Record set ::
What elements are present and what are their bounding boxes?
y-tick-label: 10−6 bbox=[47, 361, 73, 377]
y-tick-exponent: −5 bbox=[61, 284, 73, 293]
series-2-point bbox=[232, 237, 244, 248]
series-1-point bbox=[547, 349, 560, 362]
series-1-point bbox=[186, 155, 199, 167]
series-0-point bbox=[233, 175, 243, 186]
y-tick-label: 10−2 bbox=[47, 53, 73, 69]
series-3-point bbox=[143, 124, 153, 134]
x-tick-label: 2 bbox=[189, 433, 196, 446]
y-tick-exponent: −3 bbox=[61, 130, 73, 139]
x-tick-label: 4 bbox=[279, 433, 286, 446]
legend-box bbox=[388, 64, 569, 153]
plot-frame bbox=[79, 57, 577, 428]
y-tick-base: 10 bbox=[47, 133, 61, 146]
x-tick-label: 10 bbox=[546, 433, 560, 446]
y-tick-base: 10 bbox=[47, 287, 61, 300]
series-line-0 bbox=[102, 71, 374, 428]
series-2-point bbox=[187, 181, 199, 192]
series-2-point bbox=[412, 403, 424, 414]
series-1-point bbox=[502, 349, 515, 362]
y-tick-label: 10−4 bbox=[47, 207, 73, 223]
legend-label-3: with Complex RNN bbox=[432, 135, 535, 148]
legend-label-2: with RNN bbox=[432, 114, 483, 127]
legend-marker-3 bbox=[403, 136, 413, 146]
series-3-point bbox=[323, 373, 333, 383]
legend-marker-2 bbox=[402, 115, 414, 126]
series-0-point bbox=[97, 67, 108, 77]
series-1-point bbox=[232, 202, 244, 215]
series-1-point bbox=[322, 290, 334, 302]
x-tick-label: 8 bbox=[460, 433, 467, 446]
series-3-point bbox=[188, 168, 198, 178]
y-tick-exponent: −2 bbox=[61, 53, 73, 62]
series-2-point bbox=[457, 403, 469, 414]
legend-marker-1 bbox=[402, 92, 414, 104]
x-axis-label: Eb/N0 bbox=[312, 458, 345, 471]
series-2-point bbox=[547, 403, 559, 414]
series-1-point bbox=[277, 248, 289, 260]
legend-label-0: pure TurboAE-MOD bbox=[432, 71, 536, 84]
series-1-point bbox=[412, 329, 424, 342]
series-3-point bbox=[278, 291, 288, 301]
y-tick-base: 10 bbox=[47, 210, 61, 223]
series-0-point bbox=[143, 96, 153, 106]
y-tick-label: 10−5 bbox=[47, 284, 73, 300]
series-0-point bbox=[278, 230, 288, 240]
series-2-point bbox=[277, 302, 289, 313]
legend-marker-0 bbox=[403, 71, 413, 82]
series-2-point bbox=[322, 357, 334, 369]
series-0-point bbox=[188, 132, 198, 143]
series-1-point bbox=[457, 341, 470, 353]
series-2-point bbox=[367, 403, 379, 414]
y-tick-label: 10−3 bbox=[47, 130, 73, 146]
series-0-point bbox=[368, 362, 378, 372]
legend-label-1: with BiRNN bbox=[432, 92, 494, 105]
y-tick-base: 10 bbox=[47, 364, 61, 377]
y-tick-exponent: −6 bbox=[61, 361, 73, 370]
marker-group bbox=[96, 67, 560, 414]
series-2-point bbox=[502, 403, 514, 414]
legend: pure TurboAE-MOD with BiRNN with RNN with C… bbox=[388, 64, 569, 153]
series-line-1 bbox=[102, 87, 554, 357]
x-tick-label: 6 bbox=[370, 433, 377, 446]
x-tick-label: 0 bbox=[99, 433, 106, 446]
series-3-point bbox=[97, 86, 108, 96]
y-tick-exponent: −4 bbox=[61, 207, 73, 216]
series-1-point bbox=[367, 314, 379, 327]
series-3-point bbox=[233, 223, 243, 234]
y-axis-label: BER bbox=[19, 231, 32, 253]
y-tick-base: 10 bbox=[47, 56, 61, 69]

Exercise :: Copy the rows above, keeping every character unchanged.

Written answer ::
What elements are present and what are their bounding boxes?
y-tick-label: 10−6 bbox=[47, 361, 73, 377]
y-tick-exponent: −5 bbox=[61, 284, 73, 293]
series-2-point bbox=[232, 237, 244, 248]
series-1-point bbox=[547, 349, 560, 362]
series-1-point bbox=[186, 155, 199, 167]
series-0-point bbox=[233, 175, 243, 186]
y-tick-label: 10−2 bbox=[47, 53, 73, 69]
series-3-point bbox=[143, 124, 153, 134]
x-tick-label: 2 bbox=[189, 433, 196, 446]
y-tick-exponent: −3 bbox=[61, 130, 73, 139]
x-tick-label: 4 bbox=[279, 433, 286, 446]
legend-box bbox=[388, 64, 569, 153]
plot-frame bbox=[79, 57, 577, 428]
y-tick-base: 10 bbox=[47, 133, 61, 146]
x-tick-label: 10 bbox=[546, 433, 560, 446]
y-tick-base: 10 bbox=[47, 287, 61, 300]
series-line-0 bbox=[102, 71, 374, 428]
series-2-point bbox=[187, 181, 199, 192]
series-2-point bbox=[412, 403, 424, 414]
series-1-point bbox=[502, 349, 515, 362]
y-tick-label: 10−4 bbox=[47, 207, 73, 223]
legend-label-3: with Complex RNN bbox=[432, 135, 535, 148]
legend-label-2: with RNN bbox=[432, 114, 483, 127]
legend-marker-3 bbox=[403, 136, 413, 146]
series-3-point bbox=[323, 373, 333, 383]
legend-marker-2 bbox=[402, 115, 414, 126]
series-0-point bbox=[97, 67, 108, 77]
series-1-point bbox=[232, 202, 244, 215]
series-1-point bbox=[322, 290, 334, 302]
x-tick-label: 8 bbox=[460, 433, 467, 446]
series-3-point bbox=[188, 168, 198, 178]
y-tick-exponent: −2 bbox=[61, 53, 73, 62]
series-2-point bbox=[457, 403, 469, 414]
legend-marker-1 bbox=[402, 92, 414, 104]
x-axis-label: Eb/N0 bbox=[312, 458, 345, 471]
series-2-point bbox=[547, 403, 559, 414]
series-1-point bbox=[277, 248, 289, 260]
legend-label-0: pure TurboAE-MOD bbox=[432, 71, 536, 84]
series-1-point bbox=[412, 329, 424, 342]
series-3-point bbox=[278, 291, 288, 301]
y-tick-base: 10 bbox=[47, 210, 61, 223]
series-0-point bbox=[143, 96, 153, 106]
y-tick-label: 10−5 bbox=[47, 284, 73, 300]
series-0-point bbox=[278, 230, 288, 240]
series-2-point bbox=[277, 302, 289, 313]
legend-marker-0 bbox=[403, 71, 413, 82]
series-2-point bbox=[322, 357, 334, 369]
series-0-point bbox=[188, 132, 198, 143]
series-1-point bbox=[457, 341, 470, 353]
series-2-point bbox=[367, 403, 379, 414]
y-tick-label: 10−3 bbox=[47, 130, 73, 146]
series-0-point bbox=[368, 362, 378, 372]
legend-label-1: with BiRNN bbox=[432, 92, 494, 105]
y-tick-base: 10 bbox=[47, 364, 61, 377]
y-tick-exponent: −6 bbox=[61, 361, 73, 370]
marker-group bbox=[96, 67, 560, 414]
series-2-point bbox=[502, 403, 514, 414]
legend: pure TurboAE-MOD with BiRNN with RNN with C… bbox=[388, 64, 569, 153]
series-line-1 bbox=[102, 87, 554, 357]
x-tick-label: 6 bbox=[370, 433, 377, 446]
x-tick-label: 0 bbox=[99, 433, 106, 446]
series-3-point bbox=[97, 86, 108, 96]
y-tick-exponent: −4 bbox=[61, 207, 73, 216]
series-1-point bbox=[367, 314, 379, 327]
series-3-point bbox=[233, 223, 243, 234]
y-axis-label: BER bbox=[19, 231, 32, 253]
y-tick-base: 10 bbox=[47, 56, 61, 69]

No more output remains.